-- Begin --

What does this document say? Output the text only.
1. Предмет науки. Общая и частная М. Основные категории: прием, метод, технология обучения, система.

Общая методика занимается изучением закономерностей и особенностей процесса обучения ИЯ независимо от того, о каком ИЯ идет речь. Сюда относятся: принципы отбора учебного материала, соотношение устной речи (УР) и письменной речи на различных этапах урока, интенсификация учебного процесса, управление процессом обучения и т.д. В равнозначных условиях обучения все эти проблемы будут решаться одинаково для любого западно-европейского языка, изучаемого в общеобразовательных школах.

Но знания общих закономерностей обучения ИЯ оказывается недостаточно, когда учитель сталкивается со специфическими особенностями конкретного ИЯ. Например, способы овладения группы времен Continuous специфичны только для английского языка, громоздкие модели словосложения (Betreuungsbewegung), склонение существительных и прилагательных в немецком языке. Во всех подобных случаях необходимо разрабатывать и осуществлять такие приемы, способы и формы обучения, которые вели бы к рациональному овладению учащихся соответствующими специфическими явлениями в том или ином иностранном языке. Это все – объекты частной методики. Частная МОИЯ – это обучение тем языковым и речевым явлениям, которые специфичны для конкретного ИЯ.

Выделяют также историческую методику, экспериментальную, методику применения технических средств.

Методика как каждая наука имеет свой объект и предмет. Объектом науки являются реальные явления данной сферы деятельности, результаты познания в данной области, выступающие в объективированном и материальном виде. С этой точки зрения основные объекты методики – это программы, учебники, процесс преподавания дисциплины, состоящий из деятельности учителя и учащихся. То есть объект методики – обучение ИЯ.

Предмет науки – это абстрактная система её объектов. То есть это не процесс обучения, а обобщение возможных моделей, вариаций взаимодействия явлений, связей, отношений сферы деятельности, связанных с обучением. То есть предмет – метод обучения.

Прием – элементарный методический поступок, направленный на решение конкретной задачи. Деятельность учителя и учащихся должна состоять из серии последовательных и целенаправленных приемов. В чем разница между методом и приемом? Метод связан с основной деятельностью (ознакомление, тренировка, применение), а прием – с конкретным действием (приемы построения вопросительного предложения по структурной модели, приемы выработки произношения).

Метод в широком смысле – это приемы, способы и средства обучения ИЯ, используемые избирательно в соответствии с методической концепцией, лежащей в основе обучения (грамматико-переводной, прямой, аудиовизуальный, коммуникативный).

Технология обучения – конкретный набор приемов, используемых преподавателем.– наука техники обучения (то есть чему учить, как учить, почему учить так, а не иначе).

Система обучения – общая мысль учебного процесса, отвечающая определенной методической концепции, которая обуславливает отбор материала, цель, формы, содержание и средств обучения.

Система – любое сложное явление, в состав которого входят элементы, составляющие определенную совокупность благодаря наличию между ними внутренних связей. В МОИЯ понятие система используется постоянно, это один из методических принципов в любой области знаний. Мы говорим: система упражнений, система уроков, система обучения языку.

-- End --

• Written instruction
Return only the count of lines in the records that hold the word "между".

• Answer to the problem
2